** begin Data excerpts **
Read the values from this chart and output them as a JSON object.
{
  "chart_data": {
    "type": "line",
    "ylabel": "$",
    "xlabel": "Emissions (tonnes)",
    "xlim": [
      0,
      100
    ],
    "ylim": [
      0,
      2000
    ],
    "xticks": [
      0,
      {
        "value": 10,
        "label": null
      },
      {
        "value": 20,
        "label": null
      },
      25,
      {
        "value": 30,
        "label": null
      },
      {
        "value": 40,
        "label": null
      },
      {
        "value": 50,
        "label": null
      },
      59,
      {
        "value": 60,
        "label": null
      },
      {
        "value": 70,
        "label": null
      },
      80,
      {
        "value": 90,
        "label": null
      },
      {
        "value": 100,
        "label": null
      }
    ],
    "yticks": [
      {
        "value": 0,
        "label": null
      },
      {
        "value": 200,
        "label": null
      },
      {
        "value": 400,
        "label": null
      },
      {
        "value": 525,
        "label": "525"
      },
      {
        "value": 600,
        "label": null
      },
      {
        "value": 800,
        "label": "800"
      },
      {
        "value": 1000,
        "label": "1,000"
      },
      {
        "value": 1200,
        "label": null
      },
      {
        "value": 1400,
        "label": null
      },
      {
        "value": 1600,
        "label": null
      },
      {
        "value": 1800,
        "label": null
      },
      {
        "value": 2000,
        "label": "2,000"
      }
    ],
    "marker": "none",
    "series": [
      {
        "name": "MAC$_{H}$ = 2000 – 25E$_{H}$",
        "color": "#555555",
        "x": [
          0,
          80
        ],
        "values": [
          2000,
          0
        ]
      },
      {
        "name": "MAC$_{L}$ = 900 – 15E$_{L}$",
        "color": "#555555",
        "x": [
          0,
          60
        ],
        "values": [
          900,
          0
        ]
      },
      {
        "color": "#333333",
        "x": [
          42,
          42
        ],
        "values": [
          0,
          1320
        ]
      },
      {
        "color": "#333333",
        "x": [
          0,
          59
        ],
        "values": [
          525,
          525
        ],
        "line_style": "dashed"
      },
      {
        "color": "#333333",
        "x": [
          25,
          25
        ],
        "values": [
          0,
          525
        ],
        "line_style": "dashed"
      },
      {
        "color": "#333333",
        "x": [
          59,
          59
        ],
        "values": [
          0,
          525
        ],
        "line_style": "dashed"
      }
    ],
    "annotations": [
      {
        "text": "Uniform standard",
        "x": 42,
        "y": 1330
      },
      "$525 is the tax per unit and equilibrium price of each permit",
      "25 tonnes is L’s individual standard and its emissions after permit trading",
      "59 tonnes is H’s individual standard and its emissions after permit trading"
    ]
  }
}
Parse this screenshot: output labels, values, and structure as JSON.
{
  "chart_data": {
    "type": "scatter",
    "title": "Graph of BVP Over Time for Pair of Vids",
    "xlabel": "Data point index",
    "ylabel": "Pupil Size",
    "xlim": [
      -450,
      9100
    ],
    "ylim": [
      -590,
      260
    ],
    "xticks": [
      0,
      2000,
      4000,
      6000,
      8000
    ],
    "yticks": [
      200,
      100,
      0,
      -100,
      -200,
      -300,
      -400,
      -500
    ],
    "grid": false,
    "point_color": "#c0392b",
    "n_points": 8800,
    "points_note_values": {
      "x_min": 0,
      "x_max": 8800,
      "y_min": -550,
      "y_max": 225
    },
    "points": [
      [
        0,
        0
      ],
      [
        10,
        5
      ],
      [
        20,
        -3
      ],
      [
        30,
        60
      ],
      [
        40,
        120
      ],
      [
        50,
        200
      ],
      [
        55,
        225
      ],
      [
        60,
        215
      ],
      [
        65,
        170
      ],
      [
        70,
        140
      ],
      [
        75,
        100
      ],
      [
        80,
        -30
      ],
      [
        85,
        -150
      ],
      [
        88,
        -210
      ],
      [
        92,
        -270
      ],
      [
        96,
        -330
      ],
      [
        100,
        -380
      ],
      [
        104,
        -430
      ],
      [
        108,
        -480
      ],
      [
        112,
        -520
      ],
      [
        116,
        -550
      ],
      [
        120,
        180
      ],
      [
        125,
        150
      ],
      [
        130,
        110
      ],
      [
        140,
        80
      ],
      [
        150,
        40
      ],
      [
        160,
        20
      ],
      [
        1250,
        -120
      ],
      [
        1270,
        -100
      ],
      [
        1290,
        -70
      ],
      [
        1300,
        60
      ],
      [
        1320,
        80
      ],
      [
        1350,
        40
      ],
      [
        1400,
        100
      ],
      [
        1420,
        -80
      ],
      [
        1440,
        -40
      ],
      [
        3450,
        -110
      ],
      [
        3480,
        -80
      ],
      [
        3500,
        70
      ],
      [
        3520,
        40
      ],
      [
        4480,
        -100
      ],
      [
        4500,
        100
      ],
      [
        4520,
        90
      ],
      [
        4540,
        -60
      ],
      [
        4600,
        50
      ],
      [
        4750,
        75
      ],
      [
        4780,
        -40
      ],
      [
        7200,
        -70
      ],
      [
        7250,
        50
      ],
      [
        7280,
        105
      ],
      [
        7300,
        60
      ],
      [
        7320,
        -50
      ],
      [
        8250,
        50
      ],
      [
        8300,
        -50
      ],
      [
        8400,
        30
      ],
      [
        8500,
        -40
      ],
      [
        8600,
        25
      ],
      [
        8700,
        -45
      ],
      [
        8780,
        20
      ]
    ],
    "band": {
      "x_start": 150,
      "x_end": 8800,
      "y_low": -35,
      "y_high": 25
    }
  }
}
** end Data excerpts **
Aim:
Write out the data exactly as it stands.

Exercise result:
Read the values from this chart and output them as a JSON object.
{
  "chart_data": {
    "type": "line",
    "ylabel": "$",
    "xlabel": "Emissions (tonnes)",
    "xlim": [
      0,
      100
    ],
    "ylim": [
      0,
      2000
    ],
    "xticks": [
      0,
      {
        "value": 10,
        "label": null
      },
      {
        "value": 20,
        "label": null
      },
      25,
      {
        "value": 30,
        "label": null
      },
      {
        "value": 40,
        "label": null
      },
      {
        "value": 50,
        "label": null
      },
      59,
      {
        "value": 60,
        "label": null
      },
      {
        "value": 70,
        "label": null
      },
      80,
      {
        "value": 90,
        "label": null
      },
      {
        "value": 100,
        "label": null
      }
    ],
    "yticks": [
      {
        "value": 0,
        "label": null
      },
      {
        "value": 200,
        "label": null
      },
      {
        "value": 400,
        "label": null
      },
      {
        "value": 525,
        "label": "525"
      },
      {
        "value": 600,
        "label": null
      },
      {
        "value": 800,
        "label": "800"
      },
      {
        "value": 1000,
        "label": "1,000"
      },
      {
        "value": 1200,
        "label": null
      },
      {
        "value": 1400,
        "label": null
      },
      {
        "value": 1600,
        "label": null
      },
      {
        "value": 1800,
        "label": null
      },
      {
        "value": 2000,
        "label": "2,000"
      }
    ],
    "marker": "none",
    "series": [
      {
        "name": "MAC$_{H}$ = 2000 – 25E$_{H}$",
        "color": "#555555",
        "x": [
          0,
          80
        ],
        "values": [
          2000,
          0
        ]
      },
      {
        "name": "MAC$_{L}$ = 900 – 15E$_{L}$",
        "color": "#555555",
        "x": [
          0,
          60
        ],
        "values": [
          900,
          0
        ]
      },
      {
        "color": "#333333",
        "x": [
          42,
          42
        ],
        "values": [
          0,
          1320
        ]
      },
      {
        "color": "#333333",
        "x": [
          0,
          59
        ],
        "values": [
          525,
          525
        ],
        "line_style": "dashed"
      },
      {
        "color": "#333333",
        "x": [
          25,
          25
        ],
        "values": [
          0,
          525
        ],
        "line_style": "dashed"
      },
      {
        "color": "#333333",
        "x": [
          59,
          59
        ],
        "values": [
          0,
          525
        ],
        "line_style": "dashed"
      }
    ],
    "annotations": [
      {
        "text": "Uniform standard",
        "x": 42,
        "y": 1330
      },
      "$525 is the tax per unit and equilibrium price of each permit",
      "25 tonnes is L’s individual standard and its emissions after permit trading",
      "59 tonnes is H’s individual standard and its emissions after permit trading"
    ]
  }
}
Parse this screenshot: output labels, values, and structure as JSON.
{
  "chart_data": {
    "type": "scatter",
    "title": "Graph of BVP Over Time for Pair of Vids",
    "xlabel": "Data point index",
    "ylabel": "Pupil Size",
    "xlim": [
      -450,
      9100
    ],
    "ylim": [
      -590,
      260
    ],
    "xticks": [
      0,
      2000,
      4000,
      6000,
      8000
    ],
    "yticks": [
      200,
      100,
      0,
      -100,
      -200,
      -300,
      -400,
      -500
    ],
    "grid": false,
    "point_color": "#c0392b",
    "n_points": 8800,
    "points_note_values": {
      "x_min": 0,
      "x_max": 8800,
      "y_min": -550,
      "y_max": 225
    },
    "points": [
      [
        0,
        0
      ],
      [
        10,
        5
      ],
      [
        20,
        -3
      ],
      [
        30,
        60
      ],
      [
        40,
        120
      ],
      [
        50,
        200
      ],
      [
        55,
        225
      ],
      [
        60,
        215
      ],
      [
        65,
        170
      ],
      [
        70,
        140
      ],
      [
        75,
        100
      ],
      [
        80,
        -30
      ],
      [
        85,
        -150
      ],
      [
        88,
        -210
      ],
      [
        92,
        -270
      ],
      [
        96,
        -330
      ],
      [
        100,
        -380
      ],
      [
        104,
        -430
      ],
      [
        108,
        -480
      ],
      [
        112,
        -520
      ],
      [
        116,
        -550
      ],
      [
        120,
        180
      ],
      [
        125,
        150
      ],
      [
        130,
        110
      ],
      [
        140,
        80
      ],
      [
        150,
        40
      ],
      [
        160,
        20
      ],
      [
        1250,
        -120
      ],
      [
        1270,
        -100
      ],
      [
        1290,
        -70
      ],
      [
        1300,
        60
      ],
      [
        1320,
        80
      ],
      [
        1350,
        40
      ],
      [
        1400,
        100
      ],
      [
        1420,
        -80
      ],
      [
        1440,
        -40
      ],
      [
        3450,
        -110
      ],
      [
        3480,
        -80
      ],
      [
        3500,
        70
      ],
      [
        3520,
        40
      ],
      [
        4480,
        -100
      ],
      [
        4500,
        100
      ],
      [
        4520,
        90
      ],
      [
        4540,
        -60
      ],
      [
        4600,
        50
      ],
      [
        4750,
        75
      ],
      [
        4780,
        -40
      ],
      [
        7200,
        -70
      ],
      [
        7250,
        50
      ],
      [
        7280,
        105
      ],
      [
        7300,
        60
      ],
      [
        7320,
        -50
      ],
      [
        8250,
        50
      ],
      [
        8300,
        -50
      ],
      [
        8400,
        30
      ],
      [
        8500,
        -40
      ],
      [
        8600,
        25
      ],
      [
        8700,
        -45
      ],
      [
        8780,
        20
      ]
    ],
    "band": {
      "x_start": 150,
      "x_end": 8800,
      "y_low": -35,
      "y_high": 25
    }
  }
}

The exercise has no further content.